§ **EXERCISE**
Can you extract every line below word for word, omitting the pictures?

Lines from a data collection:
-- start --

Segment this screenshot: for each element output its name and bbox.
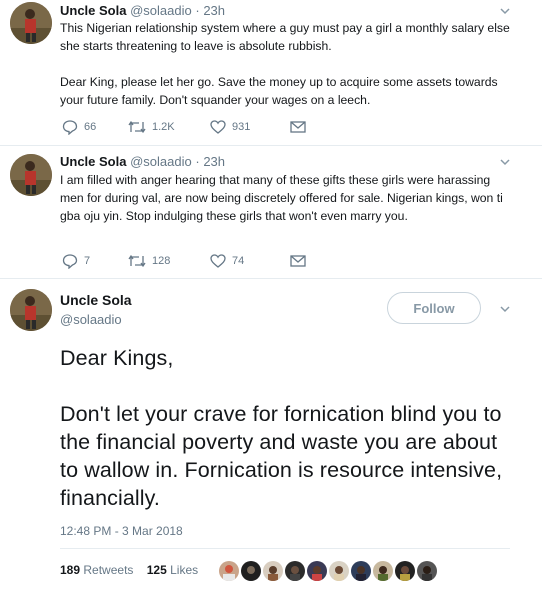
avatar[interactable] <box>10 154 52 196</box>
tweet-2[interactable]: Uncle Sola @solaadio · 23h I am filled w… <box>0 146 542 280</box>
main-avatar[interactable] <box>10 289 52 331</box>
user-handle[interactable]: @solaadio <box>130 3 192 18</box>
likes-label: Likes <box>170 563 199 577</box>
reply-count: 66 <box>84 121 97 133</box>
dm-button[interactable] <box>290 121 306 133</box>
tweet-1[interactable]: Uncle Sola @solaadio · 23h This Nigerian… <box>0 0 542 148</box>
liker-avatar[interactable] <box>241 561 261 581</box>
tweet-text: This Nigerian relationship system where … <box>60 21 510 107</box>
main-user-handle[interactable]: @solaadio <box>60 312 122 327</box>
divider <box>60 548 510 549</box>
like-count: 74 <box>232 255 245 267</box>
retweet-count: 1.2K <box>152 121 175 133</box>
tweet-actions: 66 1.2K 931 <box>62 119 306 135</box>
like-total: 125 <box>146 563 167 577</box>
retweet-total: 189 <box>60 563 81 577</box>
follow-button[interactable]: Follow <box>387 292 481 324</box>
like-button[interactable]: 74 <box>210 254 290 268</box>
retweet-button[interactable]: 1.2K <box>128 120 210 134</box>
reply-icon <box>62 253 78 269</box>
tweet-text: I am filled with anger hearing that many… <box>60 173 507 223</box>
heart-icon <box>210 254 226 268</box>
liker-avatars <box>219 561 437 581</box>
retweet-button[interactable]: 128 <box>128 254 210 268</box>
likes-stat[interactable]: 125 Likes <box>147 563 198 577</box>
liker-avatar[interactable] <box>263 561 283 581</box>
user-handle[interactable]: @solaadio <box>130 154 192 169</box>
main-display-name[interactable]: Uncle Sola <box>60 292 132 308</box>
display-name[interactable]: Uncle Sola <box>60 154 126 169</box>
retweet-icon <box>128 120 146 134</box>
liker-avatar[interactable] <box>329 561 349 581</box>
dm-button[interactable] <box>290 255 306 267</box>
divider <box>0 278 542 279</box>
liker-avatar[interactable] <box>395 561 415 581</box>
retweet-count: 128 <box>152 255 171 267</box>
chevron-down-icon[interactable] <box>498 155 512 169</box>
separator-dot: · <box>195 154 200 169</box>
main-tweet-greeting: Dear Kings, <box>60 346 174 370</box>
liker-avatar[interactable] <box>417 561 437 581</box>
reply-button[interactable]: 66 <box>62 119 128 135</box>
separator-dot: · <box>195 3 200 18</box>
liker-avatar[interactable] <box>307 561 327 581</box>
envelope-icon <box>290 255 306 267</box>
avatar[interactable] <box>10 2 52 44</box>
display-name[interactable]: Uncle Sola <box>60 3 126 18</box>
reply-button[interactable]: 7 <box>62 253 128 269</box>
liker-avatar[interactable] <box>373 561 393 581</box>
tweet-header: Uncle Sola @solaadio · 23h <box>60 154 225 169</box>
like-count: 931 <box>232 121 251 133</box>
tweet-stats: 189 Retweets 125 Likes <box>60 563 198 577</box>
reply-count: 7 <box>84 255 91 267</box>
chevron-down-icon[interactable] <box>498 302 512 316</box>
tweet-time[interactable]: 23h <box>203 3 225 18</box>
heart-icon <box>210 120 226 134</box>
tweet-timestamp[interactable]: 12:48 PM - 3 Mar 2018 <box>60 524 183 538</box>
like-button[interactable]: 931 <box>210 120 290 134</box>
tweet-time[interactable]: 23h <box>203 154 225 169</box>
liker-avatar[interactable] <box>219 561 239 581</box>
main-tweet-text: Don't let your crave for fornication bli… <box>60 402 503 510</box>
liker-avatar[interactable] <box>285 561 305 581</box>
chevron-down-icon[interactable] <box>498 4 512 18</box>
retweets-label: Retweets <box>83 563 134 577</box>
tweet-actions: 7 128 74 <box>62 253 306 269</box>
envelope-icon <box>290 121 306 133</box>
reply-icon <box>62 119 78 135</box>
retweet-icon <box>128 254 146 268</box>
liker-avatar[interactable] <box>351 561 371 581</box>
retweets-stat[interactable]: 189 Retweets <box>60 563 133 577</box>
tweet-header: Uncle Sola @solaadio · 23h <box>60 3 225 18</box>
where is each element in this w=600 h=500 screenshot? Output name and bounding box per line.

-- end --

§ **WRITTEN ANSWER**
Segment this screenshot: for each element output its name and bbox.
avatar[interactable] <box>10 154 52 196</box>
tweet-2[interactable]: Uncle Sola @solaadio · 23h I am filled w… <box>0 146 542 280</box>
main-avatar[interactable] <box>10 289 52 331</box>
user-handle[interactable]: @solaadio <box>130 3 192 18</box>
likes-label: Likes <box>170 563 199 577</box>
reply-count: 66 <box>84 121 97 133</box>
dm-button[interactable] <box>290 121 306 133</box>
tweet-1[interactable]: Uncle Sola @solaadio · 23h This Nigerian… <box>0 0 542 148</box>
liker-avatar[interactable] <box>241 561 261 581</box>
tweet-text: This Nigerian relationship system where … <box>60 21 510 107</box>
main-user-handle[interactable]: @solaadio <box>60 312 122 327</box>
divider <box>60 548 510 549</box>
like-count: 74 <box>232 255 245 267</box>
retweet-count: 1.2K <box>152 121 175 133</box>
tweet-actions: 66 1.2K 931 <box>62 119 306 135</box>
like-total: 125 <box>146 563 167 577</box>
retweet-total: 189 <box>60 563 81 577</box>
follow-button[interactable]: Follow <box>387 292 481 324</box>
like-button[interactable]: 74 <box>210 254 290 268</box>
retweet-button[interactable]: 1.2K <box>128 120 210 134</box>
reply-icon <box>62 253 78 269</box>
tweet-text: I am filled with anger hearing that many… <box>60 173 507 223</box>
heart-icon <box>210 254 226 268</box>
liker-avatars <box>219 561 437 581</box>
retweet-button[interactable]: 128 <box>128 254 210 268</box>
likes-stat[interactable]: 125 Likes <box>147 563 198 577</box>
liker-avatar[interactable] <box>263 561 283 581</box>
user-handle[interactable]: @solaadio <box>130 154 192 169</box>
main-display-name[interactable]: Uncle Sola <box>60 292 132 308</box>
display-name[interactable]: Uncle Sola <box>60 154 126 169</box>
retweet-icon <box>128 120 146 134</box>
liker-avatar[interactable] <box>329 561 349 581</box>
dm-button[interactable] <box>290 255 306 267</box>
divider <box>0 278 542 279</box>
liker-avatar[interactable] <box>395 561 415 581</box>
retweet-count: 128 <box>152 255 171 267</box>
chevron-down-icon[interactable] <box>498 155 512 169</box>
separator-dot: · <box>195 154 200 169</box>
main-tweet-greeting: Dear Kings, <box>60 346 174 370</box>
liker-avatar[interactable] <box>417 561 437 581</box>
reply-button[interactable]: 66 <box>62 119 128 135</box>
separator-dot: · <box>195 3 200 18</box>
liker-avatar[interactable] <box>307 561 327 581</box>
envelope-icon <box>290 255 306 267</box>
avatar[interactable] <box>10 2 52 44</box>
display-name[interactable]: Uncle Sola <box>60 3 126 18</box>
reply-button[interactable]: 7 <box>62 253 128 269</box>
liker-avatar[interactable] <box>373 561 393 581</box>
tweet-header: Uncle Sola @solaadio · 23h <box>60 154 225 169</box>
like-count: 931 <box>232 121 251 133</box>
tweet-stats: 189 Retweets 125 Likes <box>60 563 198 577</box>
reply-count: 7 <box>84 255 91 267</box>
chevron-down-icon[interactable] <box>498 302 512 316</box>
tweet-time[interactable]: 23h <box>203 3 225 18</box>
heart-icon <box>210 120 226 134</box>
tweet-timestamp[interactable]: 12:48 PM - 3 Mar 2018 <box>60 524 183 538</box>
like-button[interactable]: 931 <box>210 120 290 134</box>
tweet-time[interactable]: 23h <box>203 154 225 169</box>
liker-avatar[interactable] <box>219 561 239 581</box>
main-tweet-text: Don't let your crave for fornication bli… <box>60 402 503 510</box>
liker-avatar[interactable] <box>285 561 305 581</box>
chevron-down-icon[interactable] <box>498 4 512 18</box>
retweets-label: Retweets <box>83 563 134 577</box>
tweet-actions: 7 128 74 <box>62 253 306 269</box>
envelope-icon <box>290 121 306 133</box>
reply-icon <box>62 119 78 135</box>
retweet-icon <box>128 254 146 268</box>
liker-avatar[interactable] <box>351 561 371 581</box>
retweets-stat[interactable]: 189 Retweets <box>60 563 133 577</box>
tweet-header: Uncle Sola @solaadio · 23h <box>60 3 225 18</box>
where is each element in this w=600 h=500 screenshot? Output name and bounding box per line.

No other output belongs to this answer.